(INSTRUCTIONS TO FOLLOW)
Your task is to repeat all of the data exactly while excluding the pictures.

(PROVIDED RECORDS)
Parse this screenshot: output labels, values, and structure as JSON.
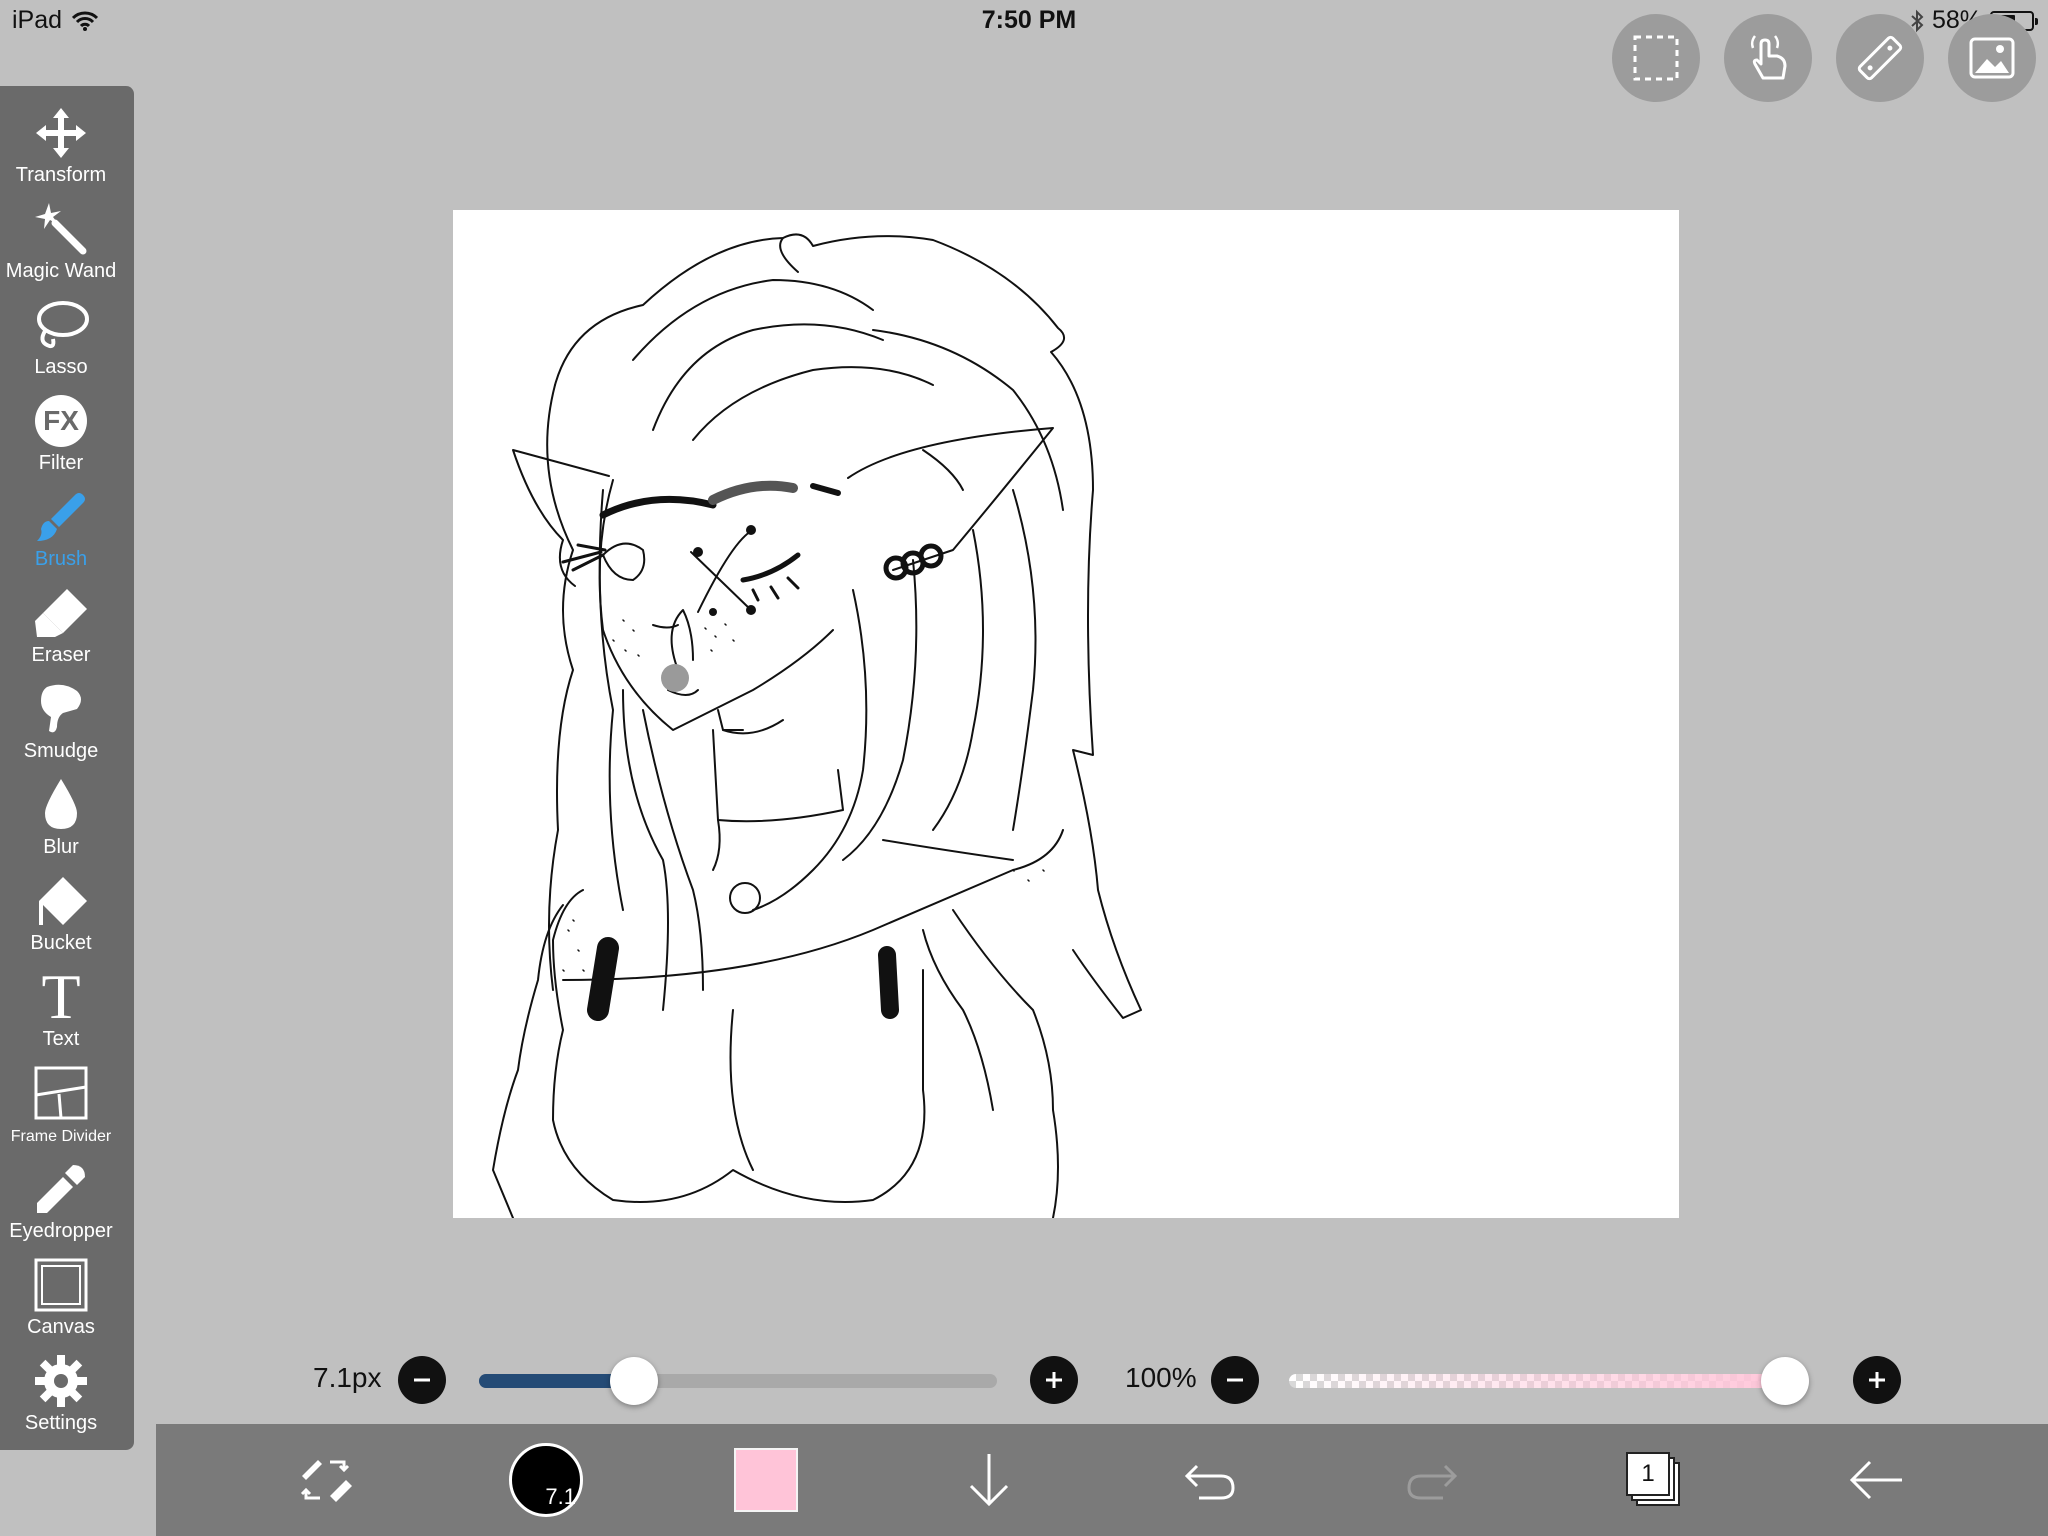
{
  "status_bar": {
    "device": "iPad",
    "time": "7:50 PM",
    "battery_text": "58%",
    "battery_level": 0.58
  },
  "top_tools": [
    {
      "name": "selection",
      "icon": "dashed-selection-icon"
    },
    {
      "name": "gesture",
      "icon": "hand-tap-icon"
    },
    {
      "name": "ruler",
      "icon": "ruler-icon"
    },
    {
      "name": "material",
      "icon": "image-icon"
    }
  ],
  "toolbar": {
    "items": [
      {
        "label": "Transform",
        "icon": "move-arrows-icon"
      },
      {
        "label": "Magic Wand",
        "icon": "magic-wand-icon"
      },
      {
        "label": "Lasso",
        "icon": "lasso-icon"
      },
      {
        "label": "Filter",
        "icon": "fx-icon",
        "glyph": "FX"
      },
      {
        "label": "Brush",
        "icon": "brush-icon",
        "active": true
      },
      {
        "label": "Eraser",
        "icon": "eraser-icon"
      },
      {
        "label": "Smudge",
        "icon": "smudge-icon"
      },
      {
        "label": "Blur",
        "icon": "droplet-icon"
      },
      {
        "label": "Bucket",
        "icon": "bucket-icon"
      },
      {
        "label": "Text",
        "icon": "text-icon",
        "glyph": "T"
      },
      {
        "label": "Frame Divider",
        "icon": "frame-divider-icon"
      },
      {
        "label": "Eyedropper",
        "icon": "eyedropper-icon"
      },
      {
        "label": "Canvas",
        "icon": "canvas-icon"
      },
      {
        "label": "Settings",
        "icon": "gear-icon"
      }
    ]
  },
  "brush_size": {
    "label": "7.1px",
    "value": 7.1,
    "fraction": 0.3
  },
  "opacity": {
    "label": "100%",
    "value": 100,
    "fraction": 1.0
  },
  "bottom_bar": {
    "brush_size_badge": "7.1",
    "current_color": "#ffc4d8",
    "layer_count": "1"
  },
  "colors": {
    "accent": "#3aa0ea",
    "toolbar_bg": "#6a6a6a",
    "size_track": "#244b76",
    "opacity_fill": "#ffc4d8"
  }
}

(RESULT OF THE TASK)
Parse this screenshot: output labels, values, and structure as JSON.
{
  "status_bar": {
    "device": "iPad",
    "time": "7:50 PM",
    "battery_text": "58%",
    "battery_level": 0.58
  },
  "top_tools": [
    {
      "name": "selection",
      "icon": "dashed-selection-icon"
    },
    {
      "name": "gesture",
      "icon": "hand-tap-icon"
    },
    {
      "name": "ruler",
      "icon": "ruler-icon"
    },
    {
      "name": "material",
      "icon": "image-icon"
    }
  ],
  "toolbar": {
    "items": [
      {
        "label": "Transform",
        "icon": "move-arrows-icon"
      },
      {
        "label": "Magic Wand",
        "icon": "magic-wand-icon"
      },
      {
        "label": "Lasso",
        "icon": "lasso-icon"
      },
      {
        "label": "Filter",
        "icon": "fx-icon",
        "glyph": "FX"
      },
      {
        "label": "Brush",
        "icon": "brush-icon",
        "active": true
      },
      {
        "label": "Eraser",
        "icon": "eraser-icon"
      },
      {
        "label": "Smudge",
        "icon": "smudge-icon"
      },
      {
        "label": "Blur",
        "icon": "droplet-icon"
      },
      {
        "label": "Bucket",
        "icon": "bucket-icon"
      },
      {
        "label": "Text",
        "icon": "text-icon",
        "glyph": "T"
      },
      {
        "label": "Frame Divider",
        "icon": "frame-divider-icon"
      },
      {
        "label": "Eyedropper",
        "icon": "eyedropper-icon"
      },
      {
        "label": "Canvas",
        "icon": "canvas-icon"
      },
      {
        "label": "Settings",
        "icon": "gear-icon"
      }
    ]
  },
  "brush_size": {
    "label": "7.1px",
    "value": 7.1,
    "fraction": 0.3
  },
  "opacity": {
    "label": "100%",
    "value": 100,
    "fraction": 1.0
  },
  "bottom_bar": {
    "brush_size_badge": "7.1",
    "current_color": "#ffc4d8",
    "layer_count": "1"
  },
  "colors": {
    "accent": "#3aa0ea",
    "toolbar_bg": "#6a6a6a",
    "size_track": "#244b76",
    "opacity_fill": "#ffc4d8"
  }
}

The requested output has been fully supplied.